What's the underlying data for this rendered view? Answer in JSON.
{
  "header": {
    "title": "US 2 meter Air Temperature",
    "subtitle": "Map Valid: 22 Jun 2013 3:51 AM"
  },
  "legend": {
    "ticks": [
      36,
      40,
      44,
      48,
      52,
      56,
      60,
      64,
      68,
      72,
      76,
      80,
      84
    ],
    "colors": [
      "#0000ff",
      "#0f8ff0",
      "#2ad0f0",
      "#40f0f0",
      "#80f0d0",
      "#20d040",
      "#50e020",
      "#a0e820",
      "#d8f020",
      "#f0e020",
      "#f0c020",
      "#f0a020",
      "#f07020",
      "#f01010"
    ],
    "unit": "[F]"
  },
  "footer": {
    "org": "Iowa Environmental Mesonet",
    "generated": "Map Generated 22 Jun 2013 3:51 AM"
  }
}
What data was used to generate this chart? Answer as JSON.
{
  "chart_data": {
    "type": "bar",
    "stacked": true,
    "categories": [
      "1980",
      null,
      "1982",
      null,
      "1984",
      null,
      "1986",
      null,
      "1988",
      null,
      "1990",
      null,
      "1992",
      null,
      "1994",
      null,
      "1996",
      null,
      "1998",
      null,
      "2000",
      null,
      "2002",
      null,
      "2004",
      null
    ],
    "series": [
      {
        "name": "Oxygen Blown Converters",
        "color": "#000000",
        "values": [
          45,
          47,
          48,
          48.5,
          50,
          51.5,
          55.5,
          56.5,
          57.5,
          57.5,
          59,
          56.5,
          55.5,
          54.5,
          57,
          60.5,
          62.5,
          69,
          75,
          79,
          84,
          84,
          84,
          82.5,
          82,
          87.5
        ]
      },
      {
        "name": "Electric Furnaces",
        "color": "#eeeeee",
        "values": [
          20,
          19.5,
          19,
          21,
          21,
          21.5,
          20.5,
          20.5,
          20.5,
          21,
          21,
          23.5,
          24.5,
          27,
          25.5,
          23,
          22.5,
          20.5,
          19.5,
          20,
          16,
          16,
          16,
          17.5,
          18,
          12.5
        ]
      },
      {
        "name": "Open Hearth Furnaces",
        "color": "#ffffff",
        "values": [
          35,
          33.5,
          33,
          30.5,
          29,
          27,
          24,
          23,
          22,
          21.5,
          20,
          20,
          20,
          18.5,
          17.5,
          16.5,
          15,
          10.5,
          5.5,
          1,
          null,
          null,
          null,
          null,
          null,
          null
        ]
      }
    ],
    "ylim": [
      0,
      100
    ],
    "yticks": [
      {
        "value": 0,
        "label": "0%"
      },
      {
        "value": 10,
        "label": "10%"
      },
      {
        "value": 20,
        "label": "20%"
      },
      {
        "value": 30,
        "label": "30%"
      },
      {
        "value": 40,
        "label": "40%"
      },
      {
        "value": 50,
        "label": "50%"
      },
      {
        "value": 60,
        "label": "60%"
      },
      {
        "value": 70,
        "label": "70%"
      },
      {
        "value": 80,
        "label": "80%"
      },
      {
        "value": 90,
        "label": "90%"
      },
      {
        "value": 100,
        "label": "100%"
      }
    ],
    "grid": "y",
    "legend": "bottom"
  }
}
++++++++++
◆ GIVEN INSTRUCTION:
Identify which lines contain the word "JSON" and copy each one.

◆ SOLUTION FOR THIS EXERCISE:
What's the underlying data for this rendered view? Answer in JSON.
What data was used to generate this chart? Answer as JSON.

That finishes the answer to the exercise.